→ Records to process
# # # #
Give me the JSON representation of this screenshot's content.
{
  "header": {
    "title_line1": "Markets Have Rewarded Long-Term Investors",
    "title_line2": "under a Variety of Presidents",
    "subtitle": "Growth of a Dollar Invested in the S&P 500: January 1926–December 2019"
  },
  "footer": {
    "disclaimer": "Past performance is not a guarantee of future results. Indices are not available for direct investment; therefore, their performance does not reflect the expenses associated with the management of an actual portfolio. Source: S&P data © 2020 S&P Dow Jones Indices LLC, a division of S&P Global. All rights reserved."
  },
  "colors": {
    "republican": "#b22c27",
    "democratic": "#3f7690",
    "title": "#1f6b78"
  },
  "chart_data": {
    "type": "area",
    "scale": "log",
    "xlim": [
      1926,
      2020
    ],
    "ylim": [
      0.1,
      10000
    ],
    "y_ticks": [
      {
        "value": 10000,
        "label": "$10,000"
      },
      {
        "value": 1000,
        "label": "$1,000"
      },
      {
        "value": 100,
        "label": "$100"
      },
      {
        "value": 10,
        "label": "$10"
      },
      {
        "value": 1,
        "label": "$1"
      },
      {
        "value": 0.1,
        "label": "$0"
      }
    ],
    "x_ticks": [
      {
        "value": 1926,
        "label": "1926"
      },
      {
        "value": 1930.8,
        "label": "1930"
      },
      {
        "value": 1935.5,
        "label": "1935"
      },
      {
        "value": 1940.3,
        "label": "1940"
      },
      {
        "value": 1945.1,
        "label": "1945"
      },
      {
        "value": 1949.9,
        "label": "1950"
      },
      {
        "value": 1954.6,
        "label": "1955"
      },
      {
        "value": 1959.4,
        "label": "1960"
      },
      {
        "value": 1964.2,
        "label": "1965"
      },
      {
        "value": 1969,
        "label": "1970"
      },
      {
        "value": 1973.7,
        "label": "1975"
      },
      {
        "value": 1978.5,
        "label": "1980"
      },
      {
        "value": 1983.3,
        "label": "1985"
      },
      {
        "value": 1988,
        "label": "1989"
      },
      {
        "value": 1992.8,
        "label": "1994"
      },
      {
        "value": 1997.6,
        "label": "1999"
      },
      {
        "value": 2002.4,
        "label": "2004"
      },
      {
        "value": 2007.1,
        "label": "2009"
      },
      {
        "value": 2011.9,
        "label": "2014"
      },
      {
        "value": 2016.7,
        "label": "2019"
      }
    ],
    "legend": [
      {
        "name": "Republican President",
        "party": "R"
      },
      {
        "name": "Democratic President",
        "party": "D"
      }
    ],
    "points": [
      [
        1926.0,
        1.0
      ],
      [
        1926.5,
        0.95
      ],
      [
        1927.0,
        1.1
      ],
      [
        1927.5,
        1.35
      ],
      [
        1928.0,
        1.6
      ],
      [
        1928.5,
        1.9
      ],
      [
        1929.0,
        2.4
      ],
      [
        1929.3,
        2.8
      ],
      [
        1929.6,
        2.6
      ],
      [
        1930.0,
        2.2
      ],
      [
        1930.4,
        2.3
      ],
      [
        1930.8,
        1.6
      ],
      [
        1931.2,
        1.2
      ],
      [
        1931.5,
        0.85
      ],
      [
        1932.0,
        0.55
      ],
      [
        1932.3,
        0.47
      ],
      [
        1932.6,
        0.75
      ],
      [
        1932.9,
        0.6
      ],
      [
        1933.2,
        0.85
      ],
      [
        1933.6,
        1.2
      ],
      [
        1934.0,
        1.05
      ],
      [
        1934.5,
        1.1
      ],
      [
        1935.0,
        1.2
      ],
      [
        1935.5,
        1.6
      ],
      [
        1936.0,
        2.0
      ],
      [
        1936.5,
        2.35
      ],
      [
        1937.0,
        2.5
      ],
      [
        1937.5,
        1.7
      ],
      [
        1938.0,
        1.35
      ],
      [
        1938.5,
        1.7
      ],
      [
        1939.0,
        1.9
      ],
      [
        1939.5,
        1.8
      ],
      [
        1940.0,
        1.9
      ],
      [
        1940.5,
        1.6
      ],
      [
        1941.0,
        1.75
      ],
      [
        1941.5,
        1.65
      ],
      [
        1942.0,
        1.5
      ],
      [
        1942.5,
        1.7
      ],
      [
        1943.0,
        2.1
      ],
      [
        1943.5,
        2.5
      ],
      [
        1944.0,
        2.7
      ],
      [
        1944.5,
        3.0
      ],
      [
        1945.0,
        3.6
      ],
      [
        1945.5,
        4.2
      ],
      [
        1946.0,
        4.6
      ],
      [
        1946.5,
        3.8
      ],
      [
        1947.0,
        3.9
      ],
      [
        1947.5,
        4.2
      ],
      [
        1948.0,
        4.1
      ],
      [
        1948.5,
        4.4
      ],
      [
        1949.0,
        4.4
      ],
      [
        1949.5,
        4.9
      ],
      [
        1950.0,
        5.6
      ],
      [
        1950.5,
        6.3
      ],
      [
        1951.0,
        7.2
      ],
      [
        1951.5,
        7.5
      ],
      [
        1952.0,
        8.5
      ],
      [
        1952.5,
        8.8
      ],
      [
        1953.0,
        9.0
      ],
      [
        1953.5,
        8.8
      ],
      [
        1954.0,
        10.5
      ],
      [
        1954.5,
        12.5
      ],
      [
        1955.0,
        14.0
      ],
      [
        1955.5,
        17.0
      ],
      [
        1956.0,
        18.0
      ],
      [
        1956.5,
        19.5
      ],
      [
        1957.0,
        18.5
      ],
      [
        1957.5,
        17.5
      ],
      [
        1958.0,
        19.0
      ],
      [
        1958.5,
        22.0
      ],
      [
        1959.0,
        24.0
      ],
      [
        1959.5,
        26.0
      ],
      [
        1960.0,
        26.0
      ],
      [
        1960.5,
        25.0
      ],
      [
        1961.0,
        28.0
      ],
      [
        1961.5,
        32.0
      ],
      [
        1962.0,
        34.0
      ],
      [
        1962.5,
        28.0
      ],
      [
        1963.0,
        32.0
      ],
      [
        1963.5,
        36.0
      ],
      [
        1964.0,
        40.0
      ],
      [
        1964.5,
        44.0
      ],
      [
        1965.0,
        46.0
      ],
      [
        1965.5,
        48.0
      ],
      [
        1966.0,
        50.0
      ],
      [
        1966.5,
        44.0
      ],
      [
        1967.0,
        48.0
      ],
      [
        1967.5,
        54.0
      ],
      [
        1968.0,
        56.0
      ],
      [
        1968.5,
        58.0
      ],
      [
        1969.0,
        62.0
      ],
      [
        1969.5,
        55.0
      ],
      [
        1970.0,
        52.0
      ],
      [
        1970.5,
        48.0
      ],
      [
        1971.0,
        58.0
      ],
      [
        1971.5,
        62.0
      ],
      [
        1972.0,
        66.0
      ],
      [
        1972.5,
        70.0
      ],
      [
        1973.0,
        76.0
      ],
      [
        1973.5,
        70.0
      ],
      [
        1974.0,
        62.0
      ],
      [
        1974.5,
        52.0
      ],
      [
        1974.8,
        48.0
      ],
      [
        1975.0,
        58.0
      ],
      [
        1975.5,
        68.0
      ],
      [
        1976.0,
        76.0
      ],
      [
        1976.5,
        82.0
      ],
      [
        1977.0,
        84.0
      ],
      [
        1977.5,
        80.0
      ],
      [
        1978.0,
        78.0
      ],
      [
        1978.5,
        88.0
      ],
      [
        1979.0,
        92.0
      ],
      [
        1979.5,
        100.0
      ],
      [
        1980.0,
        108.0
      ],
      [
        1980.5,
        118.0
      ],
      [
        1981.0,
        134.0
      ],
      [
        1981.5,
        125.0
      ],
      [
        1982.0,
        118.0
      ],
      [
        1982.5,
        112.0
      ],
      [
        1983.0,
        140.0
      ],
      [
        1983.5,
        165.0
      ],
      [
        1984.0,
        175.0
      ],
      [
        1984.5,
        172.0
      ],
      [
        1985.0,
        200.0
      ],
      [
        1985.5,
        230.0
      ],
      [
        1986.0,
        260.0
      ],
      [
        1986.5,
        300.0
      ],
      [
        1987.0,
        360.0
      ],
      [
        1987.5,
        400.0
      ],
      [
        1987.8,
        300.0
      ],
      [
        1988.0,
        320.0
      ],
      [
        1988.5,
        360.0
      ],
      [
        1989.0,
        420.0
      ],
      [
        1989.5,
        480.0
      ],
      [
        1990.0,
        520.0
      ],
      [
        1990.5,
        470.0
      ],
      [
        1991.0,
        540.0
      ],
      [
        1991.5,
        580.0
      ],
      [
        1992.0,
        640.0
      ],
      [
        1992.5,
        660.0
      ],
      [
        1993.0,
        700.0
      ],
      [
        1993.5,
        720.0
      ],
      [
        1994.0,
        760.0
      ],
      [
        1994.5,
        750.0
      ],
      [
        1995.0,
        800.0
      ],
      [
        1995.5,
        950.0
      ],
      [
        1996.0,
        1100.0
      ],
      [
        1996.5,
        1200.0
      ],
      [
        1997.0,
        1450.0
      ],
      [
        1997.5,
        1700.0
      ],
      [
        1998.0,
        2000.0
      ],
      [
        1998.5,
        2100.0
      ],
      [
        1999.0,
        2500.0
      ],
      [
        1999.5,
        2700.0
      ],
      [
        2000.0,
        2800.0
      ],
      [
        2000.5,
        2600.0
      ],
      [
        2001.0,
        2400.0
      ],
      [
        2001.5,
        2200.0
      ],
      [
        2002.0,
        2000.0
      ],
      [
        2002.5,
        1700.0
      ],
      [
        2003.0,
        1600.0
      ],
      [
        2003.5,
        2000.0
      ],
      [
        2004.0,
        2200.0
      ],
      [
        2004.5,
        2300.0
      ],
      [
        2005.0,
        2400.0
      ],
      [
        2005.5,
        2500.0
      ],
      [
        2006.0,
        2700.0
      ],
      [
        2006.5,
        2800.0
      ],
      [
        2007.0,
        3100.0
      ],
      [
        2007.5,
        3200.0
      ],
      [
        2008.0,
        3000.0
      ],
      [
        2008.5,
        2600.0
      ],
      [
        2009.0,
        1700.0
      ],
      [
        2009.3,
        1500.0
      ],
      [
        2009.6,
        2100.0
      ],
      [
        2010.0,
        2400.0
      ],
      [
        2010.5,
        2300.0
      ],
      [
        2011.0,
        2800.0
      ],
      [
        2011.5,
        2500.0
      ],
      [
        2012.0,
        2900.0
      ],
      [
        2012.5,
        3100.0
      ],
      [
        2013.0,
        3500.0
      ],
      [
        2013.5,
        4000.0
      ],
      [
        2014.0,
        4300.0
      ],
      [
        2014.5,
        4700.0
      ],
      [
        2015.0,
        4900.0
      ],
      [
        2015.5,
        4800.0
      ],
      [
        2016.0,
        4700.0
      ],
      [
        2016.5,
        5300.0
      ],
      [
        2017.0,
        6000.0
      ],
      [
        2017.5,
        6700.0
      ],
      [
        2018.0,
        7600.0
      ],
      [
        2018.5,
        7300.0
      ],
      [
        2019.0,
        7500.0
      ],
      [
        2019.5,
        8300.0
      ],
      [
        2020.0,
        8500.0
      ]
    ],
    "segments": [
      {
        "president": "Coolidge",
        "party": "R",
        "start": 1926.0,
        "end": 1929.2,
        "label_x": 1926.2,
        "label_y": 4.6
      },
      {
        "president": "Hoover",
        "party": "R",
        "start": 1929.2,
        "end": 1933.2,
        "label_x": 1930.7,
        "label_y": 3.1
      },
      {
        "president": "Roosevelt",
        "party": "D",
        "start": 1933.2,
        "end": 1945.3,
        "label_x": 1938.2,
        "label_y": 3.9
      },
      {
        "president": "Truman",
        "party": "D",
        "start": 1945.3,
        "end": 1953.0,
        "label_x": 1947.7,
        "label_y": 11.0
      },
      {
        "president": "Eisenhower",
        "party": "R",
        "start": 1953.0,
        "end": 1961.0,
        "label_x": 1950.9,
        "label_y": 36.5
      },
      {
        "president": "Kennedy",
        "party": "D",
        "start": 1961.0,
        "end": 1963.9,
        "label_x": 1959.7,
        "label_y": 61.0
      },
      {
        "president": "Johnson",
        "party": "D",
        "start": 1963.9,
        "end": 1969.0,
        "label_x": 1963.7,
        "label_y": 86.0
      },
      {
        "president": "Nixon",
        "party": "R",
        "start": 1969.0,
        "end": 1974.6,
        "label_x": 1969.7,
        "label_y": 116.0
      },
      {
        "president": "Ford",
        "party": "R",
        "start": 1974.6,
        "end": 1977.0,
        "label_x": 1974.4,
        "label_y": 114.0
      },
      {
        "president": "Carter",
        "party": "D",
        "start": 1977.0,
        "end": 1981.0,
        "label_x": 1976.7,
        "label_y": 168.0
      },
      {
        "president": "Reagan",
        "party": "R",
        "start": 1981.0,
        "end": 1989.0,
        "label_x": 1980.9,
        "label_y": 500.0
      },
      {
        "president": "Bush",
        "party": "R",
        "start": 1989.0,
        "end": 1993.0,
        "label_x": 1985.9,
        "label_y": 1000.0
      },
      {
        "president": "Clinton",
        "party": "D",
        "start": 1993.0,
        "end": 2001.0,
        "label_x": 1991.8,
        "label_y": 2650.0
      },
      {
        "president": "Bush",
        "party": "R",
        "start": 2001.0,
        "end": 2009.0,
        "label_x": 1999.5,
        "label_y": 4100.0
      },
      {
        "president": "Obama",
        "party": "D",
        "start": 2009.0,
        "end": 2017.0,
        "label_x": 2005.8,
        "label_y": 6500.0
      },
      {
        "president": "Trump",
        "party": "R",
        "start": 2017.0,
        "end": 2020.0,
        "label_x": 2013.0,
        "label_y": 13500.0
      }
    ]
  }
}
# # # #
→ Exercise details
Copy out every line holding the string "name".

→ Solution
        "name": "Republican President",
        "name": "Democratic President",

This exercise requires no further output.